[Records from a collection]
····················
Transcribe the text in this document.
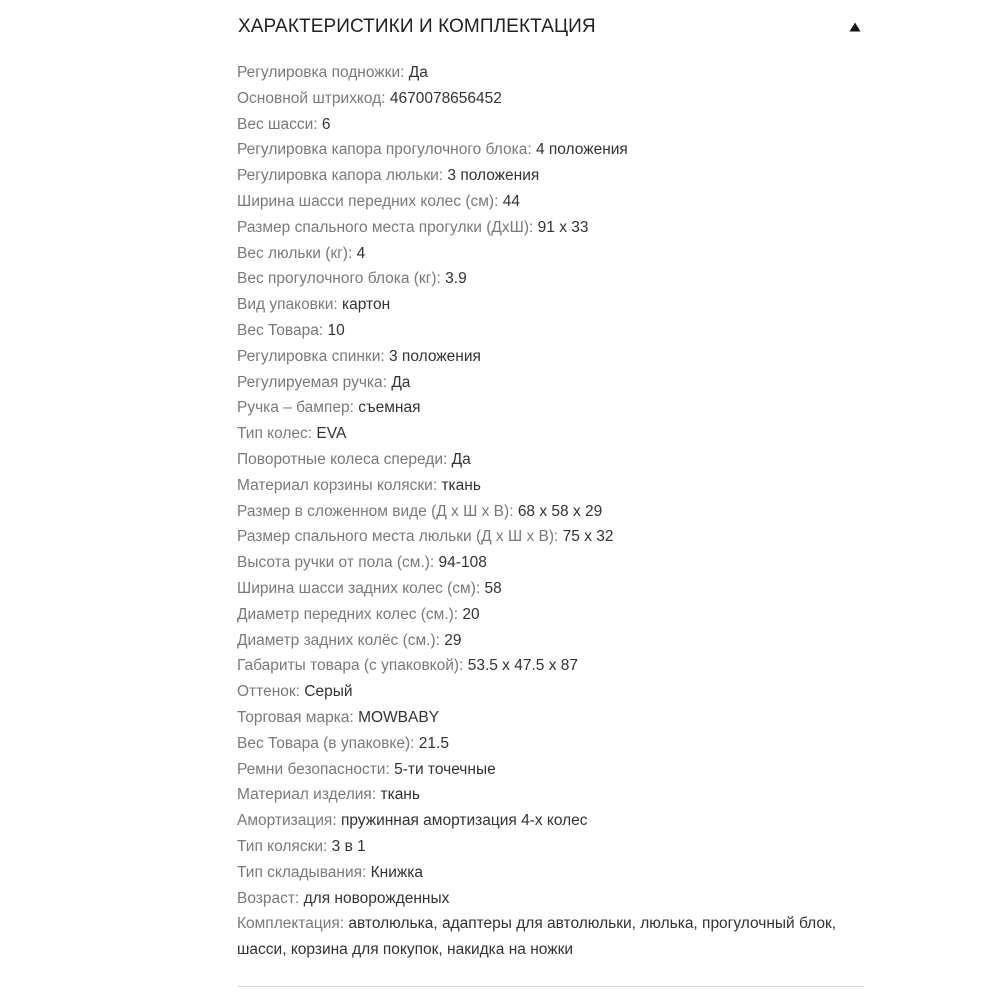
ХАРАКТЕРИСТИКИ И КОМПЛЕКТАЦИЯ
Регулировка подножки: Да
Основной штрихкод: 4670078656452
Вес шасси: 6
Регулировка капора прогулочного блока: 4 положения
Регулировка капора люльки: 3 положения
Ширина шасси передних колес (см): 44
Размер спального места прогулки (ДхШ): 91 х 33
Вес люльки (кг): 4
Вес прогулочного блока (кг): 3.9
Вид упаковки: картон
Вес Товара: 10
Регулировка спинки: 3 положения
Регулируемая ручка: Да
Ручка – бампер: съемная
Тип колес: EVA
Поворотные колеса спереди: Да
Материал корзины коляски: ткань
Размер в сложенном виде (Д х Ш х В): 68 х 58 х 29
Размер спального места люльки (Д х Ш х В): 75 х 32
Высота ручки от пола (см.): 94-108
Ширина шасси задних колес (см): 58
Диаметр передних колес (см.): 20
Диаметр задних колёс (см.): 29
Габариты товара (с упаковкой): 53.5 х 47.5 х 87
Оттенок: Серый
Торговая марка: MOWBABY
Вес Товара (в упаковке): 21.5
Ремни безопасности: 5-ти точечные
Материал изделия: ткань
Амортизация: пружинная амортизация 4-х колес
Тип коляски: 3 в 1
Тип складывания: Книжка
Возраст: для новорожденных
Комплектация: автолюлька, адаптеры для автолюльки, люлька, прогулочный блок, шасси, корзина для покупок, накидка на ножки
····················
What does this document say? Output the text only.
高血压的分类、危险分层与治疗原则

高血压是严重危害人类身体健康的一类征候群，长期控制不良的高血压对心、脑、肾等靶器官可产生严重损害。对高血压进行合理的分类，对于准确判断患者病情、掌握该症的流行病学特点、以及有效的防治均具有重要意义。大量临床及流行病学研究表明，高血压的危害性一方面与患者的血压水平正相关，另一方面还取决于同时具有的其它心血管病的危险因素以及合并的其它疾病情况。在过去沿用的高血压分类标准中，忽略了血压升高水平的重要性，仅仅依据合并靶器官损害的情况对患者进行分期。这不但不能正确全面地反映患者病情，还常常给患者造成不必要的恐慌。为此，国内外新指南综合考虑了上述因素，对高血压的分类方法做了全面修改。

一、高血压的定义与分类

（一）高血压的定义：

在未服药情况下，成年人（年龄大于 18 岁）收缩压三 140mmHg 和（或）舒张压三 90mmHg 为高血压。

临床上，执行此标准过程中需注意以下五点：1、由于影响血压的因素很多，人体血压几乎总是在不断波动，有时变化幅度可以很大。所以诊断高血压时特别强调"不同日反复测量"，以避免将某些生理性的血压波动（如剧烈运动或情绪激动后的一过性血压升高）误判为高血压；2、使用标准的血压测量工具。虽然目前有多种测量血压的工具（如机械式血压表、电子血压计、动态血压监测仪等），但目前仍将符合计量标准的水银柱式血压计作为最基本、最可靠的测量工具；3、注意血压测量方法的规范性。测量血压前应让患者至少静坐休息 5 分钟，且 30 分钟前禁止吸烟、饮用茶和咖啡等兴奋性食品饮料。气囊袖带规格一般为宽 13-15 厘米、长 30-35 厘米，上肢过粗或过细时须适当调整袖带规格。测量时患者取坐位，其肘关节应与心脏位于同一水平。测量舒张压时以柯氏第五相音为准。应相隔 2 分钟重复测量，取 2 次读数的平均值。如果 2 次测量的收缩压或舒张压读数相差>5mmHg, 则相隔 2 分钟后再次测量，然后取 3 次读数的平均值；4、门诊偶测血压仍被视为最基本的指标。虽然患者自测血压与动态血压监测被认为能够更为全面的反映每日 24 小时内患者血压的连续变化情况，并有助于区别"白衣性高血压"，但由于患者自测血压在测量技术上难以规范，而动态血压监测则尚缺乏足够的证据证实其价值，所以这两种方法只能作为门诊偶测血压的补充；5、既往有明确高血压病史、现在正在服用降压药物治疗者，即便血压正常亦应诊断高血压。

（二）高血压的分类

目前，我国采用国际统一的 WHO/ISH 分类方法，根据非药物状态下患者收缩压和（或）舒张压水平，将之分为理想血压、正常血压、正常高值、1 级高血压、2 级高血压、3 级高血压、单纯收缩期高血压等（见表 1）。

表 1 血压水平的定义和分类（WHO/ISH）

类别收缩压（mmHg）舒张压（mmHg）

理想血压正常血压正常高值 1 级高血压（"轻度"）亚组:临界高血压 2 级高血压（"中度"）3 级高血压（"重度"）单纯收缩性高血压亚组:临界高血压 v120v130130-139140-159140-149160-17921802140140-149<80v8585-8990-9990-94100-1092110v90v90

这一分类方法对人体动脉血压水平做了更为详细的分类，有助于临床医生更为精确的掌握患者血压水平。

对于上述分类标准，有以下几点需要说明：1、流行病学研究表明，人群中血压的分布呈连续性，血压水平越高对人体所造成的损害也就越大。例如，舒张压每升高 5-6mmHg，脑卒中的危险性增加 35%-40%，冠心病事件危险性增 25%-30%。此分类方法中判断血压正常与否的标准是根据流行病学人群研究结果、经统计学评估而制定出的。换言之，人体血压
····················
Of the lines in this listing, how many contain "коляски"? Reply with the number and nothing more.

_Problem solution_
2